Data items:
+ + + + +

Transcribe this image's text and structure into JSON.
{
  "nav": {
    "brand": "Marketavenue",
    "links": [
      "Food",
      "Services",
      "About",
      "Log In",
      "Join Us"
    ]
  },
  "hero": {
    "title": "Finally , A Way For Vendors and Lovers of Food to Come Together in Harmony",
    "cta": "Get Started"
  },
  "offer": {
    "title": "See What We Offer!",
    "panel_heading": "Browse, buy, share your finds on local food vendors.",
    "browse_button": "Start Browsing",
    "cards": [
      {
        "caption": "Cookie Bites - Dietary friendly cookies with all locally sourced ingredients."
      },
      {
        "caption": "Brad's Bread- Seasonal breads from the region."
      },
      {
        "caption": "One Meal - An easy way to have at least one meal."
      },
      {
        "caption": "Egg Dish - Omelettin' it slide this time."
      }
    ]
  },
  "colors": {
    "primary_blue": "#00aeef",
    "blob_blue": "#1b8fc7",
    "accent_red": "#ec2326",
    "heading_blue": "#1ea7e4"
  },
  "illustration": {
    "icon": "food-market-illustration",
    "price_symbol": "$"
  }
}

+ + + + +

● Stated goal: Print all of the entries exactly as they appear.

● Task answer:
Transcribe this image's text and structure into JSON.
{
  "nav": {
    "brand": "Marketavenue",
    "links": [
      "Food",
      "Services",
      "About",
      "Log In",
      "Join Us"
    ]
  },
  "hero": {
    "title": "Finally , A Way For Vendors and Lovers of Food to Come Together in Harmony",
    "cta": "Get Started"
  },
  "offer": {
    "title": "See What We Offer!",
    "panel_heading": "Browse, buy, share your finds on local food vendors.",
    "browse_button": "Start Browsing",
    "cards": [
      {
        "caption": "Cookie Bites - Dietary friendly cookies with all locally sourced ingredients."
      },
      {
        "caption": "Brad's Bread- Seasonal breads from the region."
      },
      {
        "caption": "One Meal - An easy way to have at least one meal."
      },
      {
        "caption": "Egg Dish - Omelettin' it slide this time."
      }
    ]
  },
  "colors": {
    "primary_blue": "#00aeef",
    "blob_blue": "#1b8fc7",
    "accent_red": "#ec2326",
    "heading_blue": "#1ea7e4"
  },
  "illustration": {
    "icon": "food-market-illustration",
    "price_symbol": "$"
  }
}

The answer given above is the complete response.